# [GIVEN REQUEST]
Copy out every line of the material below, changing nothing in it.

▽

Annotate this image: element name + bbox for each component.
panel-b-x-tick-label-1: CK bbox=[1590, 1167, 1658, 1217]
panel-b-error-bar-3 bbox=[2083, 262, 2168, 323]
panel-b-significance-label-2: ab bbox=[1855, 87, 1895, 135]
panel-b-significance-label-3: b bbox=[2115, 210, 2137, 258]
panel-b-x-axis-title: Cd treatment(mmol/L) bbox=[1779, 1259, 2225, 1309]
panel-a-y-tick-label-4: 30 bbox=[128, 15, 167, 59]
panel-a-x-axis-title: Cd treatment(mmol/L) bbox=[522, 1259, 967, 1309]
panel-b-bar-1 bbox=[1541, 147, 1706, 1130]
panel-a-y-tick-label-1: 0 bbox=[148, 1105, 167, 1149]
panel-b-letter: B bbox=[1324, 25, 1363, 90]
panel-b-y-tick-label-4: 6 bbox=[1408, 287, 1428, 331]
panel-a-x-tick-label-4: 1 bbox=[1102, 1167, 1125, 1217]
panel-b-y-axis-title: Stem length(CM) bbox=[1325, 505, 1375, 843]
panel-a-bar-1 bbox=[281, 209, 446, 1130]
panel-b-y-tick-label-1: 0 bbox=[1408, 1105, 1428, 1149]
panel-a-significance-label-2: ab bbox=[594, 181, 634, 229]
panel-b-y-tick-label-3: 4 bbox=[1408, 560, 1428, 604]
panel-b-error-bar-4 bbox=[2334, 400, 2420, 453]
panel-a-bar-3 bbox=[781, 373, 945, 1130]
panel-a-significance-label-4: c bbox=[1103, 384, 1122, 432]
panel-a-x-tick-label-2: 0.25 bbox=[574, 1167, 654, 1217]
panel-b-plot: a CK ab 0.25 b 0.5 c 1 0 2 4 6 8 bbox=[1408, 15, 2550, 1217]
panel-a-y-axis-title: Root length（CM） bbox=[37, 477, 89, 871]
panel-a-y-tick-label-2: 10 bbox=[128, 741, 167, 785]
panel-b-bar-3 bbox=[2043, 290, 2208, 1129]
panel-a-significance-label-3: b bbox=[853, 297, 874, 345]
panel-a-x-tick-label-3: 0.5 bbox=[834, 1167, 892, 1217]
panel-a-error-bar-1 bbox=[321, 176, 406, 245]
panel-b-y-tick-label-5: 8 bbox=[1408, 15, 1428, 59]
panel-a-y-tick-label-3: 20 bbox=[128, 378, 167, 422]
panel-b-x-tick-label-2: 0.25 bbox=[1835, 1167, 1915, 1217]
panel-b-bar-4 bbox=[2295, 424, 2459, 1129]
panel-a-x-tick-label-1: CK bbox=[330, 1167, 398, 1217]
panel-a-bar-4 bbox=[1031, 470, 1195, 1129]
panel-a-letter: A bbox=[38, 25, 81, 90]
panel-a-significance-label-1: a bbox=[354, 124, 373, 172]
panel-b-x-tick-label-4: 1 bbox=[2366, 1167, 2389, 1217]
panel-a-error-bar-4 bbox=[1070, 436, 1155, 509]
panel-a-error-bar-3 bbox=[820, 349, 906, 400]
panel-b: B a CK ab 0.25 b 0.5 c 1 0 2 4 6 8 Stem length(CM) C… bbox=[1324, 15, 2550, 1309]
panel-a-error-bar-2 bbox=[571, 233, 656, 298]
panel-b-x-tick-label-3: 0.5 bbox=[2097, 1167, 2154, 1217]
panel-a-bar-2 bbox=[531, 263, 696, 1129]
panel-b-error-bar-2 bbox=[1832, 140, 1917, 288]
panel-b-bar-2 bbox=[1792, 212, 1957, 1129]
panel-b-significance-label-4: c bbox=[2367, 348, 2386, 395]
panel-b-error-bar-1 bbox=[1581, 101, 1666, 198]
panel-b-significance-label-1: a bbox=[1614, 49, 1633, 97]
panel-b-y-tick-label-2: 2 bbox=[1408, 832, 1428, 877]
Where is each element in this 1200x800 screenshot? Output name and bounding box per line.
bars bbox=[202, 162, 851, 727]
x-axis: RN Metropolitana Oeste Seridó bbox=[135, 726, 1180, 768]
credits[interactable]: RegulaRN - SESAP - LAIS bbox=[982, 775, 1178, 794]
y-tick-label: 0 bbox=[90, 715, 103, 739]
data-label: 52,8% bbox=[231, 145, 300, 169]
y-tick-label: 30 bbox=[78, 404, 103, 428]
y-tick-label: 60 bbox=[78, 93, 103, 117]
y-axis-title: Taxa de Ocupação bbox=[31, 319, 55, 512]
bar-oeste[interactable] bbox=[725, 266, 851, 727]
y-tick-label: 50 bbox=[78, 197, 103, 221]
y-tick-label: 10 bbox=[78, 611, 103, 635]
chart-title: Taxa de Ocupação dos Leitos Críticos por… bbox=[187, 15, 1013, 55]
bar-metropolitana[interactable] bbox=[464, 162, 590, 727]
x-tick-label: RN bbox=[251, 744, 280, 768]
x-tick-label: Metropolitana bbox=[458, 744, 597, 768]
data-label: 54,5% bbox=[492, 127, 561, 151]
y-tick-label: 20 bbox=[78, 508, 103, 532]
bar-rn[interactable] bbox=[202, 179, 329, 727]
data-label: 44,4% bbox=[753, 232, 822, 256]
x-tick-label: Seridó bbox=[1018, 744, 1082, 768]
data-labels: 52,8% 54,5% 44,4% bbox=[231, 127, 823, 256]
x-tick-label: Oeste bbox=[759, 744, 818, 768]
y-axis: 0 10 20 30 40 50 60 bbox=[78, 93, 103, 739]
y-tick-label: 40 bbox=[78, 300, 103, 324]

△

# [ANSWER FOR THE TASK]
Annotate this image: element name + bbox for each component.
panel-b-x-tick-label-1: CK bbox=[1590, 1167, 1658, 1217]
panel-b-error-bar-3 bbox=[2083, 262, 2168, 323]
panel-b-significance-label-2: ab bbox=[1855, 87, 1895, 135]
panel-b-significance-label-3: b bbox=[2115, 210, 2137, 258]
panel-b-x-axis-title: Cd treatment(mmol/L) bbox=[1779, 1259, 2225, 1309]
panel-a-y-tick-label-4: 30 bbox=[128, 15, 167, 59]
panel-a-x-axis-title: Cd treatment(mmol/L) bbox=[522, 1259, 967, 1309]
panel-b-bar-1 bbox=[1541, 147, 1706, 1130]
panel-a-y-tick-label-1: 0 bbox=[148, 1105, 167, 1149]
panel-b-letter: B bbox=[1324, 25, 1363, 90]
panel-b-y-tick-label-4: 6 bbox=[1408, 287, 1428, 331]
panel-a-x-tick-label-4: 1 bbox=[1102, 1167, 1125, 1217]
panel-b-y-axis-title: Stem length(CM) bbox=[1325, 505, 1375, 843]
panel-a-bar-1 bbox=[281, 209, 446, 1130]
panel-b-y-tick-label-1: 0 bbox=[1408, 1105, 1428, 1149]
panel-a-significance-label-2: ab bbox=[594, 181, 634, 229]
panel-b-y-tick-label-3: 4 bbox=[1408, 560, 1428, 604]
panel-b-error-bar-4 bbox=[2334, 400, 2420, 453]
panel-a-bar-3 bbox=[781, 373, 945, 1130]
panel-a-significance-label-4: c bbox=[1103, 384, 1122, 432]
panel-a-x-tick-label-2: 0.25 bbox=[574, 1167, 654, 1217]
panel-b-plot: a CK ab 0.25 b 0.5 c 1 0 2 4 6 8 bbox=[1408, 15, 2550, 1217]
panel-a-y-axis-title: Root length（CM） bbox=[37, 477, 89, 871]
panel-a-y-tick-label-2: 10 bbox=[128, 741, 167, 785]
panel-b-bar-3 bbox=[2043, 290, 2208, 1129]
panel-a-significance-label-3: b bbox=[853, 297, 874, 345]
panel-a-x-tick-label-3: 0.5 bbox=[834, 1167, 892, 1217]
panel-a-error-bar-1 bbox=[321, 176, 406, 245]
panel-b-y-tick-label-5: 8 bbox=[1408, 15, 1428, 59]
panel-a-y-tick-label-3: 20 bbox=[128, 378, 167, 422]
panel-b-x-tick-label-2: 0.25 bbox=[1835, 1167, 1915, 1217]
panel-b-bar-4 bbox=[2295, 424, 2459, 1129]
panel-a-x-tick-label-1: CK bbox=[330, 1167, 398, 1217]
panel-a-bar-4 bbox=[1031, 470, 1195, 1129]
panel-a-letter: A bbox=[38, 25, 81, 90]
panel-a-significance-label-1: a bbox=[354, 124, 373, 172]
panel-b-x-tick-label-4: 1 bbox=[2366, 1167, 2389, 1217]
panel-a-error-bar-4 bbox=[1070, 436, 1155, 509]
panel-a-error-bar-3 bbox=[820, 349, 906, 400]
panel-b: B a CK ab 0.25 b 0.5 c 1 0 2 4 6 8 Stem length(CM) C… bbox=[1324, 15, 2550, 1309]
panel-a-error-bar-2 bbox=[571, 233, 656, 298]
panel-b-x-tick-label-3: 0.5 bbox=[2097, 1167, 2154, 1217]
panel-a-bar-2 bbox=[531, 263, 696, 1129]
panel-b-error-bar-2 bbox=[1832, 140, 1917, 288]
panel-b-bar-2 bbox=[1792, 212, 1957, 1129]
panel-b-significance-label-4: c bbox=[2367, 348, 2386, 395]
panel-b-error-bar-1 bbox=[1581, 101, 1666, 198]
panel-b-significance-label-1: a bbox=[1614, 49, 1633, 97]
panel-b-y-tick-label-2: 2 bbox=[1408, 832, 1428, 877]
Where is each element in this 1200x800 screenshot? Output name and bounding box per line.
bars bbox=[202, 162, 851, 727]
x-axis: RN Metropolitana Oeste Seridó bbox=[135, 726, 1180, 768]
credits[interactable]: RegulaRN - SESAP - LAIS bbox=[982, 775, 1178, 794]
y-tick-label: 0 bbox=[90, 715, 103, 739]
data-label: 52,8% bbox=[231, 145, 300, 169]
y-tick-label: 30 bbox=[78, 404, 103, 428]
y-tick-label: 60 bbox=[78, 93, 103, 117]
y-axis-title: Taxa de Ocupação bbox=[31, 319, 55, 512]
bar-oeste[interactable] bbox=[725, 266, 851, 727]
y-tick-label: 50 bbox=[78, 197, 103, 221]
y-tick-label: 10 bbox=[78, 611, 103, 635]
chart-title: Taxa de Ocupação dos Leitos Críticos por… bbox=[187, 15, 1013, 55]
bar-metropolitana[interactable] bbox=[464, 162, 590, 727]
x-tick-label: RN bbox=[251, 744, 280, 768]
x-tick-label: Metropolitana bbox=[458, 744, 597, 768]
data-label: 54,5% bbox=[492, 127, 561, 151]
y-tick-label: 20 bbox=[78, 508, 103, 532]
bar-rn[interactable] bbox=[202, 179, 329, 727]
data-label: 44,4% bbox=[753, 232, 822, 256]
x-tick-label: Seridó bbox=[1018, 744, 1082, 768]
data-labels: 52,8% 54,5% 44,4% bbox=[231, 127, 823, 256]
x-tick-label: Oeste bbox=[759, 744, 818, 768]
y-axis: 0 10 20 30 40 50 60 bbox=[78, 93, 103, 739]
y-tick-label: 40 bbox=[78, 300, 103, 324]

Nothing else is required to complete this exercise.